Extracted records

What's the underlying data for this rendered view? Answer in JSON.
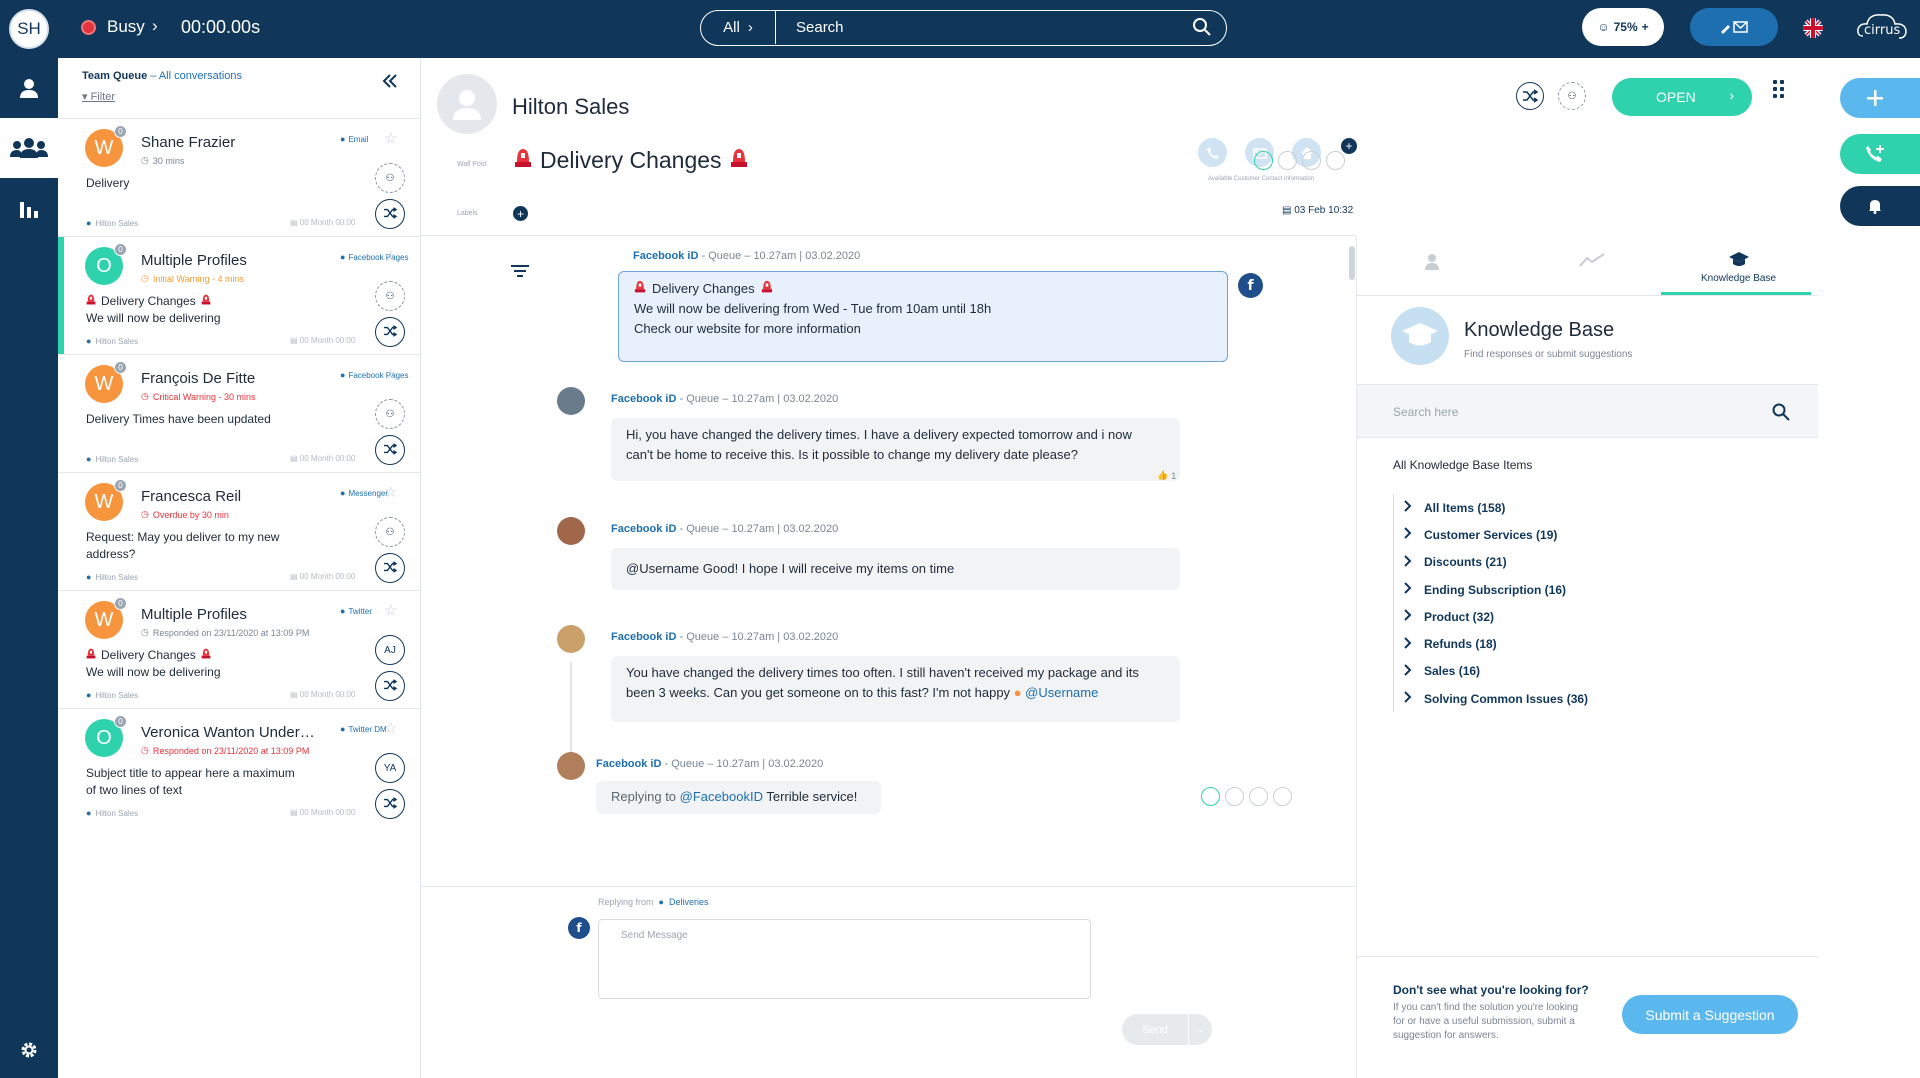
{
  "topbar": {
    "user_initials": "SH",
    "status": "Busy",
    "timer": "00:00.00s",
    "search_scope": "All",
    "search_placeholder": "Search",
    "mood_value": "75%",
    "logo": "cirrus"
  },
  "rail": {
    "items": [
      "person-icon",
      "team-icon",
      "stats-icon"
    ],
    "settings": "gear-icon"
  },
  "queue": {
    "title": "Team Queue",
    "subtitle": "All conversations",
    "filter_label": "Filter",
    "conversations": [
      {
        "initial": "W",
        "avatar_color": "#f7943e",
        "count": "0",
        "name": "Shane Frazier",
        "sub": "30 mins",
        "sub_type": "normal",
        "channel": "Email",
        "body": "Delivery",
        "foot": "Hilton Sales",
        "date": "00 Month 00:00",
        "mid_circle": "",
        "selected": false
      },
      {
        "initial": "O",
        "avatar_color": "#2ed3ad",
        "count": "0",
        "name": "Multiple Profiles",
        "sub": "Initial Warning - 4 mins",
        "sub_type": "warn",
        "channel": "Facebook Pages",
        "body_subject": "Delivery Changes",
        "body": "We will now be delivering",
        "foot": "Hilton Sales",
        "date": "00 Month 00:00",
        "mid_circle": "",
        "selected": true
      },
      {
        "initial": "W",
        "avatar_color": "#f7943e",
        "count": "0",
        "name": "François De Fitte",
        "sub": "Critical Warning - 30 mins",
        "sub_type": "crit",
        "channel": "Facebook Pages",
        "body": "Delivery Times have been updated",
        "foot": "Hilton Sales",
        "date": "00 Month 00:00",
        "mid_circle": "",
        "selected": false
      },
      {
        "initial": "W",
        "avatar_color": "#f7943e",
        "count": "0",
        "name": "Francesca Reil",
        "sub": "Overdue by 30 min",
        "sub_type": "crit",
        "channel": "Messenger",
        "body": "Request: May you deliver to my new address?",
        "foot": "Hilton Sales",
        "date": "00 Month 00:00",
        "mid_circle": "",
        "selected": false
      },
      {
        "initial": "W",
        "avatar_color": "#f7943e",
        "count": "0",
        "name": "Multiple Profiles",
        "sub": "Responded on 23/11/2020 at 13:09 PM",
        "sub_type": "normal",
        "channel": "Twitter",
        "body_subject": "Delivery Changes",
        "body": "We will now be delivering",
        "foot": "Hilton Sales",
        "date": "00 Month 00:00",
        "mid_circle": "AJ",
        "selected": false
      },
      {
        "initial": "O",
        "avatar_color": "#2ed3ad",
        "count": "0",
        "name": "Veronica Wanton Underwood",
        "sub": "Responded on 23/11/2020 at 13:09 PM",
        "sub_type": "crit",
        "channel": "Twitter DM",
        "body": "Subject title to appear here a maximum of two lines of text",
        "foot": "Hilton Sales",
        "date": "00 Month 00:00",
        "mid_circle": "YA",
        "selected": false
      }
    ]
  },
  "conversation": {
    "contact_name": "Hilton Sales",
    "wall_post_label": "Wall Post",
    "labels_label": "Labels",
    "subject": "Delivery Changes",
    "contact_info_caption": "Available Customer Contact Information",
    "date": "03 Feb 10:32",
    "open_label": "OPEN",
    "messages": [
      {
        "author": "Facebook iD",
        "meta": "Queue – 10.27am | 03.02.2020",
        "lines": [
          "Delivery Changes",
          "We will now be delivering from Wed - Tue from 10am until 18h",
          "Check our website for more information"
        ],
        "outgoing": true
      },
      {
        "author": "Facebook iD",
        "meta": "Queue – 10.27am | 03.02.2020",
        "lines": [
          "Hi, you have changed the delivery times. I have a delivery expected tomorrow and i now",
          "can't be home to receive this. Is it possible to change my delivery date please?"
        ],
        "likes": "1"
      },
      {
        "author": "Facebook iD",
        "meta": "Queue – 10.27am | 03.02.2020",
        "lines": [
          "@Username Good! I hope I will receive my items on time"
        ]
      },
      {
        "author": "Facebook iD",
        "meta": "Queue – 10.27am | 03.02.2020",
        "lines": [
          "You have changed the delivery times too often. I still haven't received my package and its",
          "been 3 weeks. Can you get someone on to this fast? I'm not happy"
        ],
        "mention": "@Username"
      },
      {
        "author": "Facebook iD",
        "meta": "Queue – 10.27am | 03.02.2020",
        "reply_prefix": "Replying to",
        "reply_mention": "@FacebookID",
        "reply_text": "Terrible service!"
      }
    ],
    "compose": {
      "replying_from_label": "Replying from",
      "replying_from_value": "Deliveries",
      "placeholder": "Send Message",
      "send_label": "Send"
    }
  },
  "knowledge_base": {
    "tab_label": "Knowledge Base",
    "title": "Knowledge Base",
    "subtitle": "Find responses or submit suggestions",
    "search_placeholder": "Search here",
    "all_label": "All Knowledge Base Items",
    "items": [
      "All Items (158)",
      "Customer Services (19)",
      "Discounts (21)",
      "Ending Subscription (16)",
      "Product (32)",
      "Refunds (18)",
      "Sales (16)",
      "Solving Common Issues (36)"
    ],
    "footer_question": "Don't see what you're looking for?",
    "footer_text": "If you can't find the solution you're looking for or have a useful submission, submit a suggestion for answers.",
    "suggest_label": "Submit a Suggestion"
  },
  "colors": {
    "navy": "#10375a",
    "teal": "#2ed3ad",
    "blue": "#1d6fb0",
    "orange": "#f7943e",
    "red": "#e5343b"
  }
}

→ TASK OBJECTIVE: Search the preceding listing for "Username" and extract every line where it is found.

→ COMPLETE ANSWER:
          "@Username Good! I hope I will receive my items on time"
        "mention": "@Username"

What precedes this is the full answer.